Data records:

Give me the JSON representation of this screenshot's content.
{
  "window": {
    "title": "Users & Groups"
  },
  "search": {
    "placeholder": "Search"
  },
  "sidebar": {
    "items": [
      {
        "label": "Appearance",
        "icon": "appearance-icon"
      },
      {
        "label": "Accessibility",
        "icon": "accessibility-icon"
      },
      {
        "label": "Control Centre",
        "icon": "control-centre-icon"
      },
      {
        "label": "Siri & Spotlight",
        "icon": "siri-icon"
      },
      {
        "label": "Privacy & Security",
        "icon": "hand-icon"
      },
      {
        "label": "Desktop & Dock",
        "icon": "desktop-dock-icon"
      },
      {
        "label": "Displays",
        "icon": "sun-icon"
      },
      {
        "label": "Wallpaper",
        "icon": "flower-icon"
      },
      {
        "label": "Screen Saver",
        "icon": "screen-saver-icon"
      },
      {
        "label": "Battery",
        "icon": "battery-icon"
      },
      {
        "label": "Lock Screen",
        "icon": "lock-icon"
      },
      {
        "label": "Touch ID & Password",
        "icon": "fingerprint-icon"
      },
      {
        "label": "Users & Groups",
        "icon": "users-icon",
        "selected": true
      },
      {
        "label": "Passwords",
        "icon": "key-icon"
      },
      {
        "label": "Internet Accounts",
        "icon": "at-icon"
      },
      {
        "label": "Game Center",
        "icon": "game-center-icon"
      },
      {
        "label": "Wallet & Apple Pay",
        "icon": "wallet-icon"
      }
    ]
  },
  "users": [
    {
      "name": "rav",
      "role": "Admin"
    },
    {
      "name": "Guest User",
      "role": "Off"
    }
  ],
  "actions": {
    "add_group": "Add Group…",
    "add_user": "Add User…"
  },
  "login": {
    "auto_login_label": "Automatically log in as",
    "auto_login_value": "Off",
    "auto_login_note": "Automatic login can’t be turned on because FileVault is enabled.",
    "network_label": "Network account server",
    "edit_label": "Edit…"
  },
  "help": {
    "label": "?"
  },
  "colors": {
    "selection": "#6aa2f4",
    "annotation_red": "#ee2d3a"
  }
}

» GIVEN EXERCISE: Reproduce the material verbatim, line by line.

» SOLUTION TO THE EXERCISE:
Give me the JSON representation of this screenshot's content.
{
  "window": {
    "title": "Users & Groups"
  },
  "search": {
    "placeholder": "Search"
  },
  "sidebar": {
    "items": [
      {
        "label": "Appearance",
        "icon": "appearance-icon"
      },
      {
        "label": "Accessibility",
        "icon": "accessibility-icon"
      },
      {
        "label": "Control Centre",
        "icon": "control-centre-icon"
      },
      {
        "label": "Siri & Spotlight",
        "icon": "siri-icon"
      },
      {
        "label": "Privacy & Security",
        "icon": "hand-icon"
      },
      {
        "label": "Desktop & Dock",
        "icon": "desktop-dock-icon"
      },
      {
        "label": "Displays",
        "icon": "sun-icon"
      },
      {
        "label": "Wallpaper",
        "icon": "flower-icon"
      },
      {
        "label": "Screen Saver",
        "icon": "screen-saver-icon"
      },
      {
        "label": "Battery",
        "icon": "battery-icon"
      },
      {
        "label": "Lock Screen",
        "icon": "lock-icon"
      },
      {
        "label": "Touch ID & Password",
        "icon": "fingerprint-icon"
      },
      {
        "label": "Users & Groups",
        "icon": "users-icon",
        "selected": true
      },
      {
        "label": "Passwords",
        "icon": "key-icon"
      },
      {
        "label": "Internet Accounts",
        "icon": "at-icon"
      },
      {
        "label": "Game Center",
        "icon": "game-center-icon"
      },
      {
        "label": "Wallet & Apple Pay",
        "icon": "wallet-icon"
      }
    ]
  },
  "users": [
    {
      "name": "rav",
      "role": "Admin"
    },
    {
      "name": "Guest User",
      "role": "Off"
    }
  ],
  "actions": {
    "add_group": "Add Group…",
    "add_user": "Add User…"
  },
  "login": {
    "auto_login_label": "Automatically log in as",
    "auto_login_value": "Off",
    "auto_login_note": "Automatic login can’t be turned on because FileVault is enabled.",
    "network_label": "Network account server",
    "edit_label": "Edit…"
  },
  "help": {
    "label": "?"
  },
  "colors": {
    "selection": "#6aa2f4",
    "annotation_red": "#ee2d3a"
  }
}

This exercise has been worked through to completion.